▸ **Source document**
☆ ☆ ☆ ☆ ☆

In the present case, it was undisputed that the leased equipment was broken and that the debtors did not use it for any purpose after the bankruptcy petition was filed. The fact that the debtors had control of the equipment and could have used it for storage or other purposes is insufficient to meet the test of "actual" and "necessary" under § 503. See In re Subscription Television, supra, 789 F.2d at 1532. The bankruptcy court therefore erred in finding that the equipment, and the lease thereof, benefited the estate.
The Court is also unable to find any authority under § 503(b)(1)(A) for the allowance of an administrative claim as a "consequence" or penalty for the debtor's refusal to assume or reject. Although the Court agrees that, in theory, the debtor in possession should not be able to hold up the lessor by refusing to assume or reject a lease without having to pay some consequence *167 for doing so, there simply is no basis under § 503 in which to penalize the debtor for such conduct.

☆ ☆ ☆ ☆ ☆

▸ **Required work**
A) In the bankruptcy opinion excerpt, can you reproduce the passage that begins at the words "The Court is" and stops after "for such conduct.", substituting "landlord" for "lessor"?
B) Can you condense the paragraph of the bankruptcy opinion excerpt that starts "The Court is also unable" into a short bulleted list of its main points?

Dataset items
☆ ☆ ☆ ☆ ☆

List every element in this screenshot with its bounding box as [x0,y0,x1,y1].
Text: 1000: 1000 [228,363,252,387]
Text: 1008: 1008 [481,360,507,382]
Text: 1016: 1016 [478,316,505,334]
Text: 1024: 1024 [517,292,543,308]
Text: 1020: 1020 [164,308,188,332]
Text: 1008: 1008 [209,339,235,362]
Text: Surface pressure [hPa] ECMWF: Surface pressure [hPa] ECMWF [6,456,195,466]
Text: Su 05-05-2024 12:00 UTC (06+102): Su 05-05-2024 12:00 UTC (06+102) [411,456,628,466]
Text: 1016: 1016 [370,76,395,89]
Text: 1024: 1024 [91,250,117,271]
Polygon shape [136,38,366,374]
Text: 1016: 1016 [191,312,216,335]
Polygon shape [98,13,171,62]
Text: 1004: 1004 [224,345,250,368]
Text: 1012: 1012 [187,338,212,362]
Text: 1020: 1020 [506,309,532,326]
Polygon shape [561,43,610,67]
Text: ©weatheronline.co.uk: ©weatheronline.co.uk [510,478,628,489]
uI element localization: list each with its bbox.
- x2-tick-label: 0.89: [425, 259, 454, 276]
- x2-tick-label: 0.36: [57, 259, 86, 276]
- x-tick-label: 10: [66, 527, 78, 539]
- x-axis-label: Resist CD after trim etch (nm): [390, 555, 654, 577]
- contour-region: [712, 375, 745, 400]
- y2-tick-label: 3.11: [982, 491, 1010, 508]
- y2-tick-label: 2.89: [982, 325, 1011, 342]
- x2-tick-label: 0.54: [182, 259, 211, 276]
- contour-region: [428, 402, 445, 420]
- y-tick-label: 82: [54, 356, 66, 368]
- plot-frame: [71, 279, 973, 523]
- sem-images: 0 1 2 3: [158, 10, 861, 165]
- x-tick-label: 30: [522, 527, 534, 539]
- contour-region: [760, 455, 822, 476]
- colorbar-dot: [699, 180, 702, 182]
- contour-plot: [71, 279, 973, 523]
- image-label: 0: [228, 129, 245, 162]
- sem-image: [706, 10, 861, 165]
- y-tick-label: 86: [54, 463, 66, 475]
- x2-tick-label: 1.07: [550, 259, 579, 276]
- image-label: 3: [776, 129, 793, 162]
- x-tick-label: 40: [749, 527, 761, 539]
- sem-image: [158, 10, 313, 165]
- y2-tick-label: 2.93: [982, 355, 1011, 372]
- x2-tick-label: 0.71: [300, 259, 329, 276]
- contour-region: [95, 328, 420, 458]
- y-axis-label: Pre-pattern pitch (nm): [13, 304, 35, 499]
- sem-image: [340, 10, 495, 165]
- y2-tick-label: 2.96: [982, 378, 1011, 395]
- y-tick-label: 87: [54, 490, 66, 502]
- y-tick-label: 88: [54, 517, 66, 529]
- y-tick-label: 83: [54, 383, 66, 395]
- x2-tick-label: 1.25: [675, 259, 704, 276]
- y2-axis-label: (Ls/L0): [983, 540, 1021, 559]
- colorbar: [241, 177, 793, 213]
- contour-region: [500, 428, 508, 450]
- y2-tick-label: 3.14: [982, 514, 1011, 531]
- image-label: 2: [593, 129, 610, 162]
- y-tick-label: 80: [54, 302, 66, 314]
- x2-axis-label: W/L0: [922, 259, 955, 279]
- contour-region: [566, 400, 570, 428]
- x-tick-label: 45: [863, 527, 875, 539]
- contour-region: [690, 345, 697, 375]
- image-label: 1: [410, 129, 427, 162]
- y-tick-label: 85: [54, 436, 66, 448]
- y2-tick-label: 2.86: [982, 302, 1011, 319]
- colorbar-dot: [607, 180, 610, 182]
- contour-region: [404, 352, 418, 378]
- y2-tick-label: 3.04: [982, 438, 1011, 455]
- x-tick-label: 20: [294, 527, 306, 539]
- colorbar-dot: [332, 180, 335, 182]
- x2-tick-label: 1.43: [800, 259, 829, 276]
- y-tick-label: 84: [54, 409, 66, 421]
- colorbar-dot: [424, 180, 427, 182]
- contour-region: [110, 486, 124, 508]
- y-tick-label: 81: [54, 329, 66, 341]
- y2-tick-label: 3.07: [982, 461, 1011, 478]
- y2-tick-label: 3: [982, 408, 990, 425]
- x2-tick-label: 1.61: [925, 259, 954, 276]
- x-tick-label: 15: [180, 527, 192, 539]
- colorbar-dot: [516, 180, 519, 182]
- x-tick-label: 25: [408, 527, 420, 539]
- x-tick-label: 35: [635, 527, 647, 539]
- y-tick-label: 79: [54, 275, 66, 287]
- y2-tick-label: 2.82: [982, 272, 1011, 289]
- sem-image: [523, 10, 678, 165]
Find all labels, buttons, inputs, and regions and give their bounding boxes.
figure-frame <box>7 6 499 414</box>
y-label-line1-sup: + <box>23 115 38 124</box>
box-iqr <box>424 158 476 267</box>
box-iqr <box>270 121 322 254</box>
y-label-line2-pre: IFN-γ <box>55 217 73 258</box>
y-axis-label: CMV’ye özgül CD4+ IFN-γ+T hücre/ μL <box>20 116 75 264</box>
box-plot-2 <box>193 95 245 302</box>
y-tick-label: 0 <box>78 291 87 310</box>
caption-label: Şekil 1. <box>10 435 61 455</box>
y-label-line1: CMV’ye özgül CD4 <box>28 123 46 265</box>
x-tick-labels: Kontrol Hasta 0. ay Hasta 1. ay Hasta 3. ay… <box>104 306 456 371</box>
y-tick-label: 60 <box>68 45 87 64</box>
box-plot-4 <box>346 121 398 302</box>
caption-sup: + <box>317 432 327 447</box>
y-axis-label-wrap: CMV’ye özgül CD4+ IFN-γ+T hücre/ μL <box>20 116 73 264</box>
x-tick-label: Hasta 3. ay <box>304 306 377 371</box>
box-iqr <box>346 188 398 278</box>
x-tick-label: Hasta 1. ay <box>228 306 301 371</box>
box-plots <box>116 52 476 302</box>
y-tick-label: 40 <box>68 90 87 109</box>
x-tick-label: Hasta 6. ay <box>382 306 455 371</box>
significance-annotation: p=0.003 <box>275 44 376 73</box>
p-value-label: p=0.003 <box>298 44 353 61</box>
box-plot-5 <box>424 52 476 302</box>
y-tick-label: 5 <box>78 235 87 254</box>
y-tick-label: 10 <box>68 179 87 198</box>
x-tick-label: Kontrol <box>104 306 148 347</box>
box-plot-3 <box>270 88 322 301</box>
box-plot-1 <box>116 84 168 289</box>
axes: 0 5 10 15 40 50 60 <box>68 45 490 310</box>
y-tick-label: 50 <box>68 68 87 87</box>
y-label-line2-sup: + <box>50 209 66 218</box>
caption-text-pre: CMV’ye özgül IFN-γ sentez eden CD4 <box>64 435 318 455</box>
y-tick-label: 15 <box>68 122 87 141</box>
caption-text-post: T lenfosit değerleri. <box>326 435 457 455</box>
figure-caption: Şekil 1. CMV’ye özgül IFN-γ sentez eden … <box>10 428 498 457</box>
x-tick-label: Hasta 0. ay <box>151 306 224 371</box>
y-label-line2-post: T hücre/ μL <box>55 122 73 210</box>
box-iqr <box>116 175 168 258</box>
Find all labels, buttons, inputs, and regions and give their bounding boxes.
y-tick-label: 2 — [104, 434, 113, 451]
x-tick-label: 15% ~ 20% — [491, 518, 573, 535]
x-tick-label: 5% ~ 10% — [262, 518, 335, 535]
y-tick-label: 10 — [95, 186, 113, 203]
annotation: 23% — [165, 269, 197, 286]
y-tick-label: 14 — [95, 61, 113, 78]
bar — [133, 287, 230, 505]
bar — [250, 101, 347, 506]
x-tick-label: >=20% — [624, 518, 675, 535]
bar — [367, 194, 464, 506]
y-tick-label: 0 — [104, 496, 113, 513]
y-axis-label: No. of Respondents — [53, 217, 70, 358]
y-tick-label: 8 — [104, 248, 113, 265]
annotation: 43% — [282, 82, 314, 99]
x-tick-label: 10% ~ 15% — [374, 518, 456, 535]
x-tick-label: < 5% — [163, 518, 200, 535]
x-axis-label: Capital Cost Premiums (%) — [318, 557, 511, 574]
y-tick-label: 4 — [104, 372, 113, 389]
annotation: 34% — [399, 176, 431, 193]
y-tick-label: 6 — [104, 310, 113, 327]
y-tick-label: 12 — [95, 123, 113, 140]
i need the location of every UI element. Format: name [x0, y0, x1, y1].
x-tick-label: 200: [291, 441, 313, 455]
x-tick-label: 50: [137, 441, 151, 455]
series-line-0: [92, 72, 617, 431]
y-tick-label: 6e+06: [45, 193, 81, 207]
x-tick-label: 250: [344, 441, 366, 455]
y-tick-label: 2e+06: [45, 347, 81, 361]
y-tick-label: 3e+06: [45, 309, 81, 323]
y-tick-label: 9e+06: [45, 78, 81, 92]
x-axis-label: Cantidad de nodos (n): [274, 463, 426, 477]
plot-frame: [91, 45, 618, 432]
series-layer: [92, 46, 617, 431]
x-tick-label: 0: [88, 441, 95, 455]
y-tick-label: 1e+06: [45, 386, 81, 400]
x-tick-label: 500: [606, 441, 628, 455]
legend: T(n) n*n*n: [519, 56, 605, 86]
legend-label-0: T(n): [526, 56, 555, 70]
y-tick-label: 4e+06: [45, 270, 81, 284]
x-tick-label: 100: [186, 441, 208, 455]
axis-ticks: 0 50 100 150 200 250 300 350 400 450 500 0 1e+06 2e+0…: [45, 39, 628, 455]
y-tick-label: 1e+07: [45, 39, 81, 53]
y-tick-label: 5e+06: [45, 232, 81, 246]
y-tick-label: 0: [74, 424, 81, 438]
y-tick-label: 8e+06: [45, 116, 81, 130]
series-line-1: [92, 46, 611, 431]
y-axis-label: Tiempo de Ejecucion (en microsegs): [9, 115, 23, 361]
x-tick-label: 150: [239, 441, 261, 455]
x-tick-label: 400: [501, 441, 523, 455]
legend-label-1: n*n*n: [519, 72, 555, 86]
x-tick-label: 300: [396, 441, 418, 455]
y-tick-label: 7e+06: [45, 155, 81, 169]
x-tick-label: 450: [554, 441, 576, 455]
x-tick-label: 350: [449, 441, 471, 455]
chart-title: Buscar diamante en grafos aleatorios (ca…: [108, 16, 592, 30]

☆ ☆ ☆ ☆ ☆

▸ **Solutions to the problems**
A)
The Court is also unable to find any authority under § 503(b)(1)(A) for the allowance of an administrative claim as a "consequence" or penalty for the debtor's refusal to assume or reject. Although the Court agrees that, in theory, the debtor in possession should not be able to hold up the landlord by refusing to assume or reject a lease without having to pay some consequence *167 for doing so, there simply is no basis under § 503 in which to penalize the debtor for such conduct.

B)
- The Court finds no authority under § 503(b)(1)(A) to allow an administrative claim as a "consequence" or penalty for the debtor's refusal to assume or reject.
- It agrees that, in theory, a debtor in possession should not be able to hold up the lessor by refusing to assume or reject a lease without paying some consequence.
- Still, § 503 gives no basis for penalizing the debtor for that conduct.